(Chart and figure data)
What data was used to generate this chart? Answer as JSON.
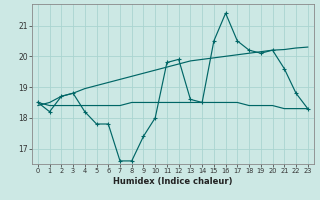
{
  "xlabel": "Humidex (Indice chaleur)",
  "bg_color": "#cce8e4",
  "grid_color": "#aad4d0",
  "line_color": "#006666",
  "xlim_min": -0.5,
  "xlim_max": 23.5,
  "ylim_min": 16.5,
  "ylim_max": 21.7,
  "yticks": [
    17,
    18,
    19,
    20,
    21
  ],
  "xticks": [
    0,
    1,
    2,
    3,
    4,
    5,
    6,
    7,
    8,
    9,
    10,
    11,
    12,
    13,
    14,
    15,
    16,
    17,
    18,
    19,
    20,
    21,
    22,
    23
  ],
  "series1_y": [
    18.5,
    18.2,
    18.7,
    18.8,
    18.2,
    17.8,
    17.8,
    16.6,
    16.6,
    17.4,
    18.0,
    19.8,
    19.9,
    18.6,
    18.5,
    20.5,
    21.4,
    20.5,
    20.2,
    20.1,
    20.2,
    19.6,
    18.8,
    18.3
  ],
  "series2_y": [
    18.5,
    18.4,
    18.4,
    18.4,
    18.4,
    18.4,
    18.4,
    18.4,
    18.5,
    18.5,
    18.5,
    18.5,
    18.5,
    18.5,
    18.5,
    18.5,
    18.5,
    18.5,
    18.4,
    18.4,
    18.4,
    18.3,
    18.3,
    18.3
  ],
  "series3_y": [
    18.4,
    18.5,
    18.7,
    18.8,
    18.95,
    19.05,
    19.15,
    19.25,
    19.35,
    19.45,
    19.55,
    19.65,
    19.75,
    19.85,
    19.9,
    19.95,
    20.0,
    20.05,
    20.1,
    20.15,
    20.2,
    20.22,
    20.27,
    20.3
  ]
}
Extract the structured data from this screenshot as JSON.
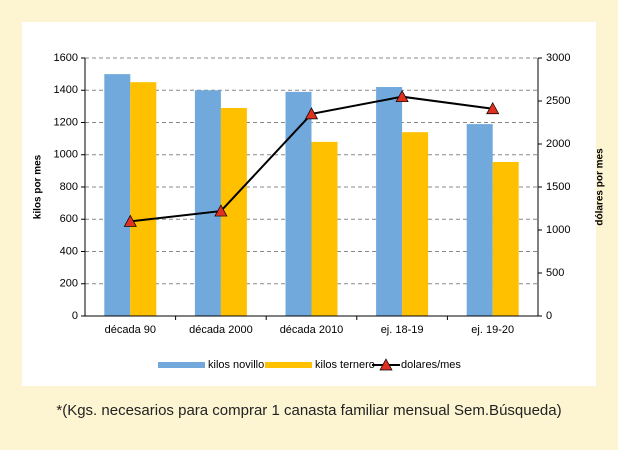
{
  "chart_data": {
    "type": "bar",
    "categories": [
      "década 90",
      "década 2000",
      "década 2010",
      "ej. 18-19",
      "ej. 19-20"
    ],
    "series": [
      {
        "name": "kilos novillo",
        "color": "#71a9dc",
        "values": [
          1500,
          1400,
          1390,
          1420,
          1190
        ]
      },
      {
        "name": "kilos ternero",
        "color": "#ffc000",
        "values": [
          1450,
          1290,
          1080,
          1140,
          955
        ]
      },
      {
        "name": "dolares/mes",
        "color": "#000000",
        "marker_color": "#e03020",
        "type": "line",
        "axis": "y2",
        "values": [
          1100,
          1220,
          2350,
          2550,
          2410
        ]
      }
    ],
    "ylabel": "kilos por mes",
    "y2label": "dólares por mes",
    "ylim": [
      0,
      1600
    ],
    "yticks": [
      0,
      200,
      400,
      600,
      800,
      1000,
      1200,
      1400,
      1600
    ],
    "y2lim": [
      0,
      3000
    ],
    "y2ticks": [
      0,
      500,
      1000,
      1500,
      2000,
      2500,
      3000
    ],
    "grid": true,
    "legend": "bottom",
    "footnote": "*(Kgs. necesarios para comprar 1 canasta familiar mensual Sem.Búsqueda)"
  }
}
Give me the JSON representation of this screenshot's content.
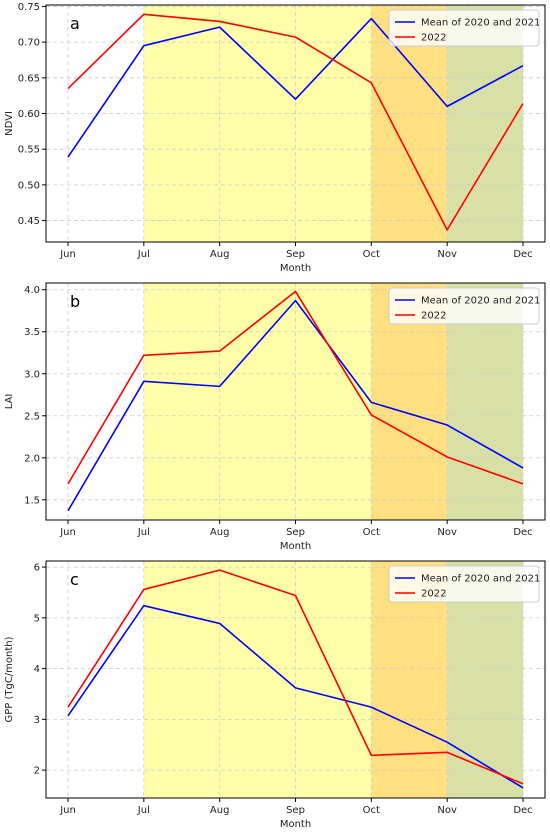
{
  "chart_data": [
    {
      "type": "line",
      "panel_label": "a",
      "xlabel": "Month",
      "ylabel": "NDVI",
      "categories": [
        "Jun",
        "Jul",
        "Aug",
        "Sep",
        "Oct",
        "Nov",
        "Dec"
      ],
      "ylim": [
        0.42,
        0.752
      ],
      "yticks": [
        "0.45",
        "0.50",
        "0.55",
        "0.60",
        "0.65",
        "0.70",
        "0.75"
      ],
      "grid": true,
      "legend_position": "top-right",
      "shaded_regions": [
        {
          "from": "Jul",
          "to": "Oct",
          "color": "#ffffaa"
        },
        {
          "from": "Oct",
          "to": "Nov",
          "color": "#ffe080"
        },
        {
          "from": "Nov",
          "to": "Dec",
          "color": "#d9e0a6"
        }
      ],
      "series": [
        {
          "name": "Mean of 2020 and 2021",
          "color": "#0000ff",
          "values": [
            0.539,
            0.695,
            0.721,
            0.62,
            0.733,
            0.61,
            0.667
          ]
        },
        {
          "name": "2022",
          "color": "#ff0000",
          "values": [
            0.635,
            0.739,
            0.729,
            0.707,
            0.643,
            0.437,
            0.614
          ]
        }
      ]
    },
    {
      "type": "line",
      "panel_label": "b",
      "xlabel": "Month",
      "ylabel": "LAI",
      "categories": [
        "Jun",
        "Jul",
        "Aug",
        "Sep",
        "Oct",
        "Nov",
        "Dec"
      ],
      "ylim": [
        1.26,
        4.08
      ],
      "yticks": [
        "1.5",
        "2.0",
        "2.5",
        "3.0",
        "3.5",
        "4.0"
      ],
      "grid": true,
      "legend_position": "top-right",
      "shaded_regions": [
        {
          "from": "Jul",
          "to": "Oct",
          "color": "#ffffaa"
        },
        {
          "from": "Oct",
          "to": "Nov",
          "color": "#ffe080"
        },
        {
          "from": "Nov",
          "to": "Dec",
          "color": "#d9e0a6"
        }
      ],
      "series": [
        {
          "name": "Mean of 2020 and 2021",
          "color": "#0000ff",
          "values": [
            1.37,
            2.91,
            2.85,
            3.87,
            2.66,
            2.39,
            1.88
          ]
        },
        {
          "name": "2022",
          "color": "#ff0000",
          "values": [
            1.69,
            3.22,
            3.27,
            3.98,
            2.51,
            2.01,
            1.69
          ]
        }
      ]
    },
    {
      "type": "line",
      "panel_label": "c",
      "xlabel": "Month",
      "ylabel": "GPP (TgC/month)",
      "categories": [
        "Jun",
        "Jul",
        "Aug",
        "Sep",
        "Oct",
        "Nov",
        "Dec"
      ],
      "ylim": [
        1.45,
        6.12
      ],
      "yticks": [
        "2",
        "3",
        "4",
        "5",
        "6"
      ],
      "grid": true,
      "legend_position": "top-right",
      "shaded_regions": [
        {
          "from": "Jul",
          "to": "Oct",
          "color": "#ffffaa"
        },
        {
          "from": "Oct",
          "to": "Nov",
          "color": "#ffe080"
        },
        {
          "from": "Nov",
          "to": "Dec",
          "color": "#d9e0a6"
        }
      ],
      "series": [
        {
          "name": "Mean of 2020 and 2021",
          "color": "#0000ff",
          "values": [
            3.07,
            5.24,
            4.89,
            3.62,
            3.24,
            2.55,
            1.65
          ]
        },
        {
          "name": "2022",
          "color": "#ff0000",
          "values": [
            3.24,
            5.56,
            5.94,
            5.44,
            2.29,
            2.35,
            1.73
          ]
        }
      ]
    }
  ]
}
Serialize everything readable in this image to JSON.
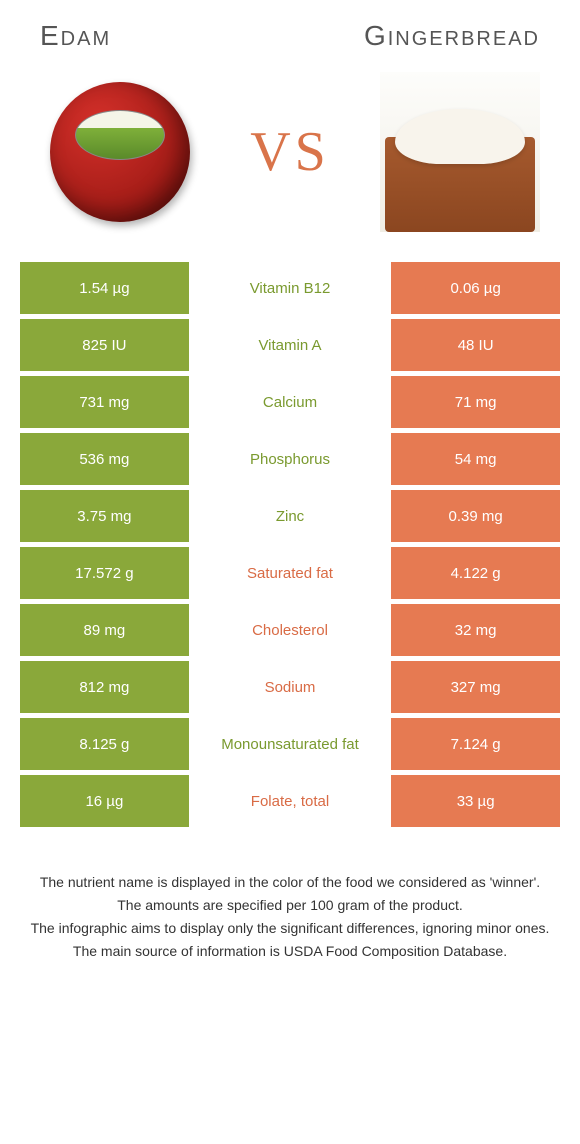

--- What is asked ---
Show every line above in which the word "JSON" occurs.

--- Response ---
What data was used to generate this chart? Answer as JSON.
Extract the structured data from this screenshot as JSON.
Give me the JSON representation of this screenshot's content.
Serialize everything readable in this image to JSON.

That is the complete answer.